The Tigers, on the other hand, are likely to make a organizationally-altering choice sometime during the next five weeks. The Tigers have contended in eight of the last 11 seasons and only one of the three bad seasons (2010) happened on purpose. The Tigers were supposed to be the team of the century when they stumbled in 2008 and were certainly considered dangerous in 2015 as well. The team entered 11 of the 12 seasons from 2006 to 2017 intending to play well and make deadline acquisitions to help them play better. This will only be the fourth time during this era in which the decision in July is obvious. They must sell.
What makes this moment different is that this is the first deadline without a championship-starved Mike Ilitch looking impatiently over the shoulder of the the general manager. The Tigers sold effectively two summers ago, but they only traded players who were set to be free agents and did not expect to re-sign. It was clear to everyone in July 2015 that the Tigers intended to try again in 2016, and they tried very hard that winter to build the club back into a contender. They got close.
-------
▶ **DIRECTION 1**
List, in ascending order, every distinct year mentioned in the Tigers passage.
▶ **DIRECTION 2**
Reproduce word for word the part of the Tigers passage that begins at the words "What makes this" and ends after the words "They got close.".
Rely only on the Tigers passage when working through the material.

▶ **DATA LINES**
-------
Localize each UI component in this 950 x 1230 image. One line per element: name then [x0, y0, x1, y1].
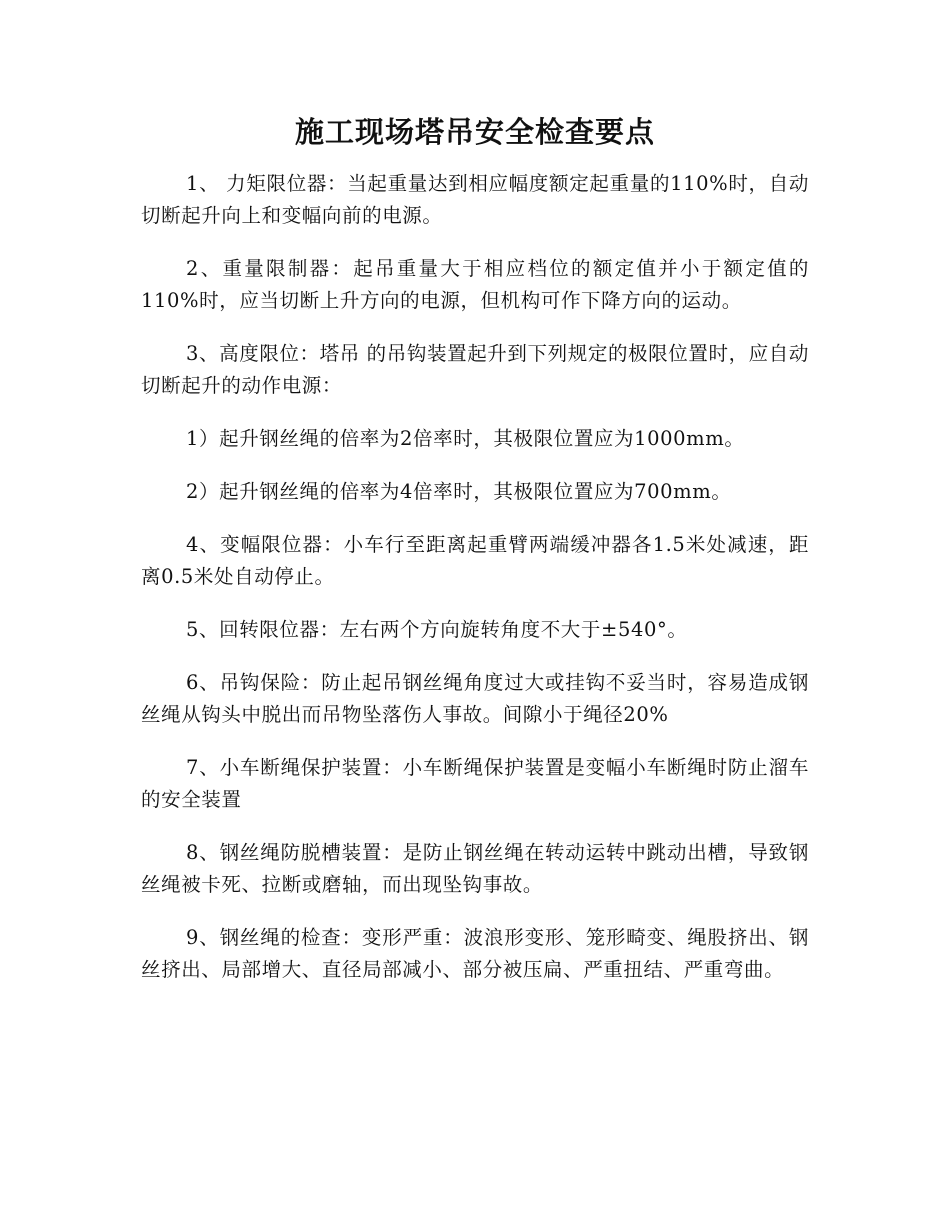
-------
▶ **FULL ANSWER 1**
2006, 2008, 2010, 2015, 2016, 2017

▶ **FULL ANSWER 2**
What makes this moment different is that this is the first deadline without a championship-starved Mike Ilitch looking impatiently over the shoulder of the the general manager. The Tigers sold effectively two summers ago, but they only traded players who were set to be free agents and did not expect to re-sign. It was clear to everyone in July 2015 that the Tigers intended to try again in 2016, and they tried very hard that winter to build the club back into a contender. They got close.